→ Aim of the exercise: Seek out every line containing the word "weight", and copy each.

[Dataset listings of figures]
********

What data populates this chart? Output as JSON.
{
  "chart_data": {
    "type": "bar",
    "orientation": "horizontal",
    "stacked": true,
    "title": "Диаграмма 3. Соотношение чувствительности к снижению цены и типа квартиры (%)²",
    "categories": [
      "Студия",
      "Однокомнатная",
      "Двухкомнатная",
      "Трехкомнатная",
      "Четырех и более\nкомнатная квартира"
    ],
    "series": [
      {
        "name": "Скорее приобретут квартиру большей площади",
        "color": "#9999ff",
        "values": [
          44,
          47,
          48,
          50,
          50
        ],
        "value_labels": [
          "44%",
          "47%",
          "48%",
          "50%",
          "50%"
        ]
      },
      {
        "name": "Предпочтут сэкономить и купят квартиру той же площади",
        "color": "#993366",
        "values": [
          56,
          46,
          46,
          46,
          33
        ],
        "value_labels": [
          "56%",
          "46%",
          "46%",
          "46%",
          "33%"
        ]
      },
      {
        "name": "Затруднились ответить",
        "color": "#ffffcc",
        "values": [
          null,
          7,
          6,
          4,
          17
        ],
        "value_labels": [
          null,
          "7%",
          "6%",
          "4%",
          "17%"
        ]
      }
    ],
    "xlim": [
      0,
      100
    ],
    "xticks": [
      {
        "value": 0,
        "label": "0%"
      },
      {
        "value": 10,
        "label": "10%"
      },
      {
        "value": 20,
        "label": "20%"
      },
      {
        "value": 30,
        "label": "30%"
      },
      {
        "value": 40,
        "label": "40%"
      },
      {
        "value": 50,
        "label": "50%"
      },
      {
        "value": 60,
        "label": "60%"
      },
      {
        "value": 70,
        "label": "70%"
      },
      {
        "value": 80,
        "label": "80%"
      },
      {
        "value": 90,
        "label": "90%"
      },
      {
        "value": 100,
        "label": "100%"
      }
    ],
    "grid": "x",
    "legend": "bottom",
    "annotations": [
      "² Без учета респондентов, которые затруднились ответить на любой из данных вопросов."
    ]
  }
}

********

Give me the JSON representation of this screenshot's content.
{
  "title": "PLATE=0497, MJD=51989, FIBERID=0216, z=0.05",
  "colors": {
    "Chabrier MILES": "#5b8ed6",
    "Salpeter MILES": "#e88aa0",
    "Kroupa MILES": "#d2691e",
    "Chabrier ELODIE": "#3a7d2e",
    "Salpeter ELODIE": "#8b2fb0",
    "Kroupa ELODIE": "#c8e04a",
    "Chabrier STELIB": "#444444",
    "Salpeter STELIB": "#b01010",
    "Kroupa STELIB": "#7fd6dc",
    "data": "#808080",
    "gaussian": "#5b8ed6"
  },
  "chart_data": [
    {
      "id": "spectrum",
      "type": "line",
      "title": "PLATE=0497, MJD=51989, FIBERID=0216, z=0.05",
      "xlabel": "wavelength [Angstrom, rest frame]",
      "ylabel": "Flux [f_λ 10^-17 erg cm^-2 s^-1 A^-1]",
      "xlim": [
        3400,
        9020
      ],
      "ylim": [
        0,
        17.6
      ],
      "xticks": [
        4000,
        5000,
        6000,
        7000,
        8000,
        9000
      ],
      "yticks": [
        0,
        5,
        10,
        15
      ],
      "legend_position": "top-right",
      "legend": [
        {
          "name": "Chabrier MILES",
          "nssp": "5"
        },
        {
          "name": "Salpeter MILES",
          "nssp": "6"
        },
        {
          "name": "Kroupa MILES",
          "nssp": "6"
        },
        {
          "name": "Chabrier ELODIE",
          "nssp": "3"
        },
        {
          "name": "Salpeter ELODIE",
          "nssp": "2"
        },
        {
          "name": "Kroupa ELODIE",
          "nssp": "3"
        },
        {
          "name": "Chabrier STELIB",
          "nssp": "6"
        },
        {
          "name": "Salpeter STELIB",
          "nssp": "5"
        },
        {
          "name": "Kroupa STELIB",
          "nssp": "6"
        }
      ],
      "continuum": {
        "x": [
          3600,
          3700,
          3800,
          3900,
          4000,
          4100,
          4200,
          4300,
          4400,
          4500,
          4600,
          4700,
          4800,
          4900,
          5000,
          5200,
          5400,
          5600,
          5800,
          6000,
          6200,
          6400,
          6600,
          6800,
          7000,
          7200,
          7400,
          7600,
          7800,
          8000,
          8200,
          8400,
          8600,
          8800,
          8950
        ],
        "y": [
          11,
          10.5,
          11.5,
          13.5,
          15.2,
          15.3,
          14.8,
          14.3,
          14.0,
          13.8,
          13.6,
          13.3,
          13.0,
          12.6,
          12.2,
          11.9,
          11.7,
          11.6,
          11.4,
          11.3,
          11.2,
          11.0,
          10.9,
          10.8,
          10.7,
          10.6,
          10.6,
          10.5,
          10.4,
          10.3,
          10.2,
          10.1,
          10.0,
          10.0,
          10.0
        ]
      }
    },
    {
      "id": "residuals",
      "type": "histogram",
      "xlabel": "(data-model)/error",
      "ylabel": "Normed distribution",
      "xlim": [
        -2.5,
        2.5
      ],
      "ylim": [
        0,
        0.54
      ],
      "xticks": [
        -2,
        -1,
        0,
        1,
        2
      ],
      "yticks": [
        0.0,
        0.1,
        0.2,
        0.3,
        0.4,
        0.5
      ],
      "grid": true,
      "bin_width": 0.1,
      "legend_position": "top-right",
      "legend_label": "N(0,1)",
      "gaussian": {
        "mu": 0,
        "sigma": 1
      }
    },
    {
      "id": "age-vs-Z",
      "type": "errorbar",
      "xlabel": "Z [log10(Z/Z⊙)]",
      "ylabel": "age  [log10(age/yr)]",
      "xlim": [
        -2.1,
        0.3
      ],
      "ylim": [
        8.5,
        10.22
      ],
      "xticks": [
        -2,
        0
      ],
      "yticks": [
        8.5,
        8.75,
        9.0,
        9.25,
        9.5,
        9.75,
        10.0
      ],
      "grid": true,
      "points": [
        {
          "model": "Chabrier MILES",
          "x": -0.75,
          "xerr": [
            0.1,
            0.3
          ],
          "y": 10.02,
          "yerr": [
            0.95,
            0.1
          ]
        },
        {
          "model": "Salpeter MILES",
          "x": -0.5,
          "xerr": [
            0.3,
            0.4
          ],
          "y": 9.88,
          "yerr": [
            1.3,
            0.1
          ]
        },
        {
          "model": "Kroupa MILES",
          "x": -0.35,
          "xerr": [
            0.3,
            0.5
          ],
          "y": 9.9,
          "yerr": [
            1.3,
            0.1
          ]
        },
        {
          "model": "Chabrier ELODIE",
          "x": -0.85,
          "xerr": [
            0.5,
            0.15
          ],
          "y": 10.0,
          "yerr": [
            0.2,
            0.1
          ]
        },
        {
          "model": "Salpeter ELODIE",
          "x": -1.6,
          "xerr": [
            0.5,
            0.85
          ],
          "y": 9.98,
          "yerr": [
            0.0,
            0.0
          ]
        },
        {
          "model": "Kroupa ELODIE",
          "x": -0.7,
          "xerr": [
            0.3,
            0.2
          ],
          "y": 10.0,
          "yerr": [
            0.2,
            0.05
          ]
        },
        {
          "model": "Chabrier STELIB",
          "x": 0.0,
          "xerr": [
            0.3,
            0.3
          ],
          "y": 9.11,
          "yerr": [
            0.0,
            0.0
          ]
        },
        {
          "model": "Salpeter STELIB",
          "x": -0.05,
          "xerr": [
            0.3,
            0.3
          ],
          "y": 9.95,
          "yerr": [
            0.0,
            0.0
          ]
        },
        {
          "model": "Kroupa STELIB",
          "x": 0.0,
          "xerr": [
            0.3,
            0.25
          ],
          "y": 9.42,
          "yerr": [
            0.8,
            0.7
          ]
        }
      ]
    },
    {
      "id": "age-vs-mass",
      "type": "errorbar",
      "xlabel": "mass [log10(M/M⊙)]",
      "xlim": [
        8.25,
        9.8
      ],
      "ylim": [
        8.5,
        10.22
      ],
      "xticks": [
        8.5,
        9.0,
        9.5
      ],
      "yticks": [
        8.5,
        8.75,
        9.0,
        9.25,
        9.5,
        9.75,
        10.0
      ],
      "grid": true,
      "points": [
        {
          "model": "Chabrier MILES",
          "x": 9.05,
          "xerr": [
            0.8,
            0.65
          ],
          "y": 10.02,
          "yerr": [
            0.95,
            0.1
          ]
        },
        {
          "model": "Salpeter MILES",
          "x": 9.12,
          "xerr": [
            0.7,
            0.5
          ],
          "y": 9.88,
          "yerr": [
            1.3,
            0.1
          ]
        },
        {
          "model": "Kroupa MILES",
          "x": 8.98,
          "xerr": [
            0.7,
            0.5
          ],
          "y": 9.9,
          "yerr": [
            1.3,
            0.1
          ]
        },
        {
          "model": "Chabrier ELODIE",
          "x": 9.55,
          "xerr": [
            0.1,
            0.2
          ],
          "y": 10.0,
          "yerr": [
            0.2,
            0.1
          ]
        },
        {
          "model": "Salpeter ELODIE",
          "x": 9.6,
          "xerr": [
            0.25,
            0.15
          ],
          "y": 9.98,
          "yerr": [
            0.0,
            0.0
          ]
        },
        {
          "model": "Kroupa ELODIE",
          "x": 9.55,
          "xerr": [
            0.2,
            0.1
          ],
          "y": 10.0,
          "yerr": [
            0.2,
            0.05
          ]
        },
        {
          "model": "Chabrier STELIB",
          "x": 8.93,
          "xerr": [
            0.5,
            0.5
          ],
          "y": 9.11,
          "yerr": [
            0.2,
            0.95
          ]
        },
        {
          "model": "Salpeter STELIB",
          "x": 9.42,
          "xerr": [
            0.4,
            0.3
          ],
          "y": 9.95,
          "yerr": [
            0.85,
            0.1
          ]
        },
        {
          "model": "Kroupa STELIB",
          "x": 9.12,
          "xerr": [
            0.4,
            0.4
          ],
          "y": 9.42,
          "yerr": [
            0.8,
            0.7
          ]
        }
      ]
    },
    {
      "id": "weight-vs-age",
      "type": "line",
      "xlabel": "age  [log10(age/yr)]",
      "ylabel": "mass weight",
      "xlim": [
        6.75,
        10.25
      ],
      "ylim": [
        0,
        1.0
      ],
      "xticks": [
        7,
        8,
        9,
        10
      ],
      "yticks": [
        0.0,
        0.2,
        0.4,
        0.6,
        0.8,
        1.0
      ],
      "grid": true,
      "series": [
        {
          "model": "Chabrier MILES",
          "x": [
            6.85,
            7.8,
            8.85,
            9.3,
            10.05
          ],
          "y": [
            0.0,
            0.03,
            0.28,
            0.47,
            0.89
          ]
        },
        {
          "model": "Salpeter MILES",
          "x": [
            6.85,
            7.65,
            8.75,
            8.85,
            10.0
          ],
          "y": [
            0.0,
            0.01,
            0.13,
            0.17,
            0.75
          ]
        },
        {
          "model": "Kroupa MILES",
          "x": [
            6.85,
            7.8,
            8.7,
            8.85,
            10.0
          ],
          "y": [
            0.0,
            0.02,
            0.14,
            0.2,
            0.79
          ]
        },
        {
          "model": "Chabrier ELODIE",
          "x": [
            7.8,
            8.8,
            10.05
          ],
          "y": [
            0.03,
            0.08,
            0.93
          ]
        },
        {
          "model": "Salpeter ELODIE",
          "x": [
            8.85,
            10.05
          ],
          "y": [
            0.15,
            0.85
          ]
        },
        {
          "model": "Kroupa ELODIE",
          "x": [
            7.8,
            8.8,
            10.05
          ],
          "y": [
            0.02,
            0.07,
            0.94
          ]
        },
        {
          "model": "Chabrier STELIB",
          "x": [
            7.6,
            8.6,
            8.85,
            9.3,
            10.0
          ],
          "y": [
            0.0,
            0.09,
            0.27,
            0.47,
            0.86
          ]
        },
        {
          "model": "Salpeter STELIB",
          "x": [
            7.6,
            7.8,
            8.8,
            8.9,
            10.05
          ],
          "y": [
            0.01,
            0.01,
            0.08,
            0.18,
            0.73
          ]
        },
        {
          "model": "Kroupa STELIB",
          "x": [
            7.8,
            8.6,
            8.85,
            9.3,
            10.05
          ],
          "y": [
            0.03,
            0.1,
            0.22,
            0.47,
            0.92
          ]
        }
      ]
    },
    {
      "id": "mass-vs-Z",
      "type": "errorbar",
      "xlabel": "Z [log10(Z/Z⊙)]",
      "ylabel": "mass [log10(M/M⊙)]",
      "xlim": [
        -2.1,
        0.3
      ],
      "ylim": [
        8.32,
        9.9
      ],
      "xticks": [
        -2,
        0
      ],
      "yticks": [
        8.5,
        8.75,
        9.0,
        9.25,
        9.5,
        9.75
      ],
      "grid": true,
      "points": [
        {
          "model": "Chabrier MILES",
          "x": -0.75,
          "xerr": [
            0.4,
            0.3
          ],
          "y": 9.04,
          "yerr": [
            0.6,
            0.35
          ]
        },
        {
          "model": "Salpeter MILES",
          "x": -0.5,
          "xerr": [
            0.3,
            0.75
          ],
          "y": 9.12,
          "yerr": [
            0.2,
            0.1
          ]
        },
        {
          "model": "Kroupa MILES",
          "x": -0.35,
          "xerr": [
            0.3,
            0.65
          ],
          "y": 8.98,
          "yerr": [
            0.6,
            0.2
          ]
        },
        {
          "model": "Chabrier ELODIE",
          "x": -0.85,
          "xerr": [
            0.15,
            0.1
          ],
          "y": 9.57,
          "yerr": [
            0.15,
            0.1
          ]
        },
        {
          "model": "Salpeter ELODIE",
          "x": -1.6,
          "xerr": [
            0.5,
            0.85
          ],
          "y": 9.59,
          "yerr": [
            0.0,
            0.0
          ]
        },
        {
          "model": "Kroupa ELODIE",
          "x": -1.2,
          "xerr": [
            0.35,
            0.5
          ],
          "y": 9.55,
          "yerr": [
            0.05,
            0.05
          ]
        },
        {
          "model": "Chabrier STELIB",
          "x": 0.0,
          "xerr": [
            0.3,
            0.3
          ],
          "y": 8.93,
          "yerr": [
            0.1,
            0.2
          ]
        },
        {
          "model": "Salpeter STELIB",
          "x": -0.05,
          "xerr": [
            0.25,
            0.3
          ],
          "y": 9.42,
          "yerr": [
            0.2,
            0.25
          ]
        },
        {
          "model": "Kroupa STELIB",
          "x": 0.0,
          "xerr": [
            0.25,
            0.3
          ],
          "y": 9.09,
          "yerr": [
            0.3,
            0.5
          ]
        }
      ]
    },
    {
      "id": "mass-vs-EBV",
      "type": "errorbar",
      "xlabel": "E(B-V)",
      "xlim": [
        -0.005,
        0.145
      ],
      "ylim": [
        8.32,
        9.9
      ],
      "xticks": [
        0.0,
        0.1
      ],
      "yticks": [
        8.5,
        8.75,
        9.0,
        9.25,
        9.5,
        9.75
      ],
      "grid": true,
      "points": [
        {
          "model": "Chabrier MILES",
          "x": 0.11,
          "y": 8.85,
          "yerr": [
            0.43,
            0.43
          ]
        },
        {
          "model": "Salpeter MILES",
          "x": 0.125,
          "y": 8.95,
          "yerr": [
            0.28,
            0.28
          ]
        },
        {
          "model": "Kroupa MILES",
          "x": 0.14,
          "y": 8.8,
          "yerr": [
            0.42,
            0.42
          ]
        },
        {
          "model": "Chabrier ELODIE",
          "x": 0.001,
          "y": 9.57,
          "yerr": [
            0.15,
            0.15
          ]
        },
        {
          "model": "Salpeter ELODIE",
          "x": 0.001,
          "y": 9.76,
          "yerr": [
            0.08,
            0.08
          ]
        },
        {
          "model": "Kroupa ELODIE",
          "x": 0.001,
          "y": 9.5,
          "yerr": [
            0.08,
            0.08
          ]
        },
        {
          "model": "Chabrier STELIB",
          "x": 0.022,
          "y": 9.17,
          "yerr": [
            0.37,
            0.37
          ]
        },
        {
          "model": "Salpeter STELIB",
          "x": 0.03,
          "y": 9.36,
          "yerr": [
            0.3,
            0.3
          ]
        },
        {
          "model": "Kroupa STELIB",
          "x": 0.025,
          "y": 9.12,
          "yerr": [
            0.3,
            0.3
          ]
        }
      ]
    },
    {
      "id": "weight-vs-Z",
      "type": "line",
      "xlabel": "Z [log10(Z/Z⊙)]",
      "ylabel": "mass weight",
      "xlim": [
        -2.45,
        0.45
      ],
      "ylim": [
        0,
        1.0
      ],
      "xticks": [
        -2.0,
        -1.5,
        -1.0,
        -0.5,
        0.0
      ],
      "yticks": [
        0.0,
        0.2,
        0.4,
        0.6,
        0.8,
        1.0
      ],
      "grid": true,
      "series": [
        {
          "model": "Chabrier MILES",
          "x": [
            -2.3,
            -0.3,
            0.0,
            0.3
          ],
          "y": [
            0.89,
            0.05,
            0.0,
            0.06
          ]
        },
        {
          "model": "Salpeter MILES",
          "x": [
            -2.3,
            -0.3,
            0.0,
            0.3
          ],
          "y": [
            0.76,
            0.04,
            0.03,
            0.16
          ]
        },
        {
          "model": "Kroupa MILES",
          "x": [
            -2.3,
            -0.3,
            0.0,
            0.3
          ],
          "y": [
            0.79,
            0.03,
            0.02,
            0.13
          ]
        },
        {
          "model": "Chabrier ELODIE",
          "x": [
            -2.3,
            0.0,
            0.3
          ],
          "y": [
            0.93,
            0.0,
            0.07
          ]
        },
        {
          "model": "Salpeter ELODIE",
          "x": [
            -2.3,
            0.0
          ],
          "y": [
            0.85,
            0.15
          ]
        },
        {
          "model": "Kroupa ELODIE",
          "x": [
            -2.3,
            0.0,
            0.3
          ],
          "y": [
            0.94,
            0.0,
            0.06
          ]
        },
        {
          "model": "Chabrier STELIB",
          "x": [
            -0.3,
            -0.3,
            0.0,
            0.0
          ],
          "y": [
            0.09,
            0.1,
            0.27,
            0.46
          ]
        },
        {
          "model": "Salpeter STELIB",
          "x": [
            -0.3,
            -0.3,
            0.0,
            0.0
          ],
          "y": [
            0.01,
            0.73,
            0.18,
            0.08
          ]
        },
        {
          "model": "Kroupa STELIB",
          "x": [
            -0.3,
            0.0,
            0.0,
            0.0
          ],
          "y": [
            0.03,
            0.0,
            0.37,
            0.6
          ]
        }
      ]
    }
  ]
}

********

→ Output for this task:
      "id": "weight-vs-age",
      "ylabel": "mass weight",
      "id": "weight-vs-Z",
      "ylabel": "mass weight",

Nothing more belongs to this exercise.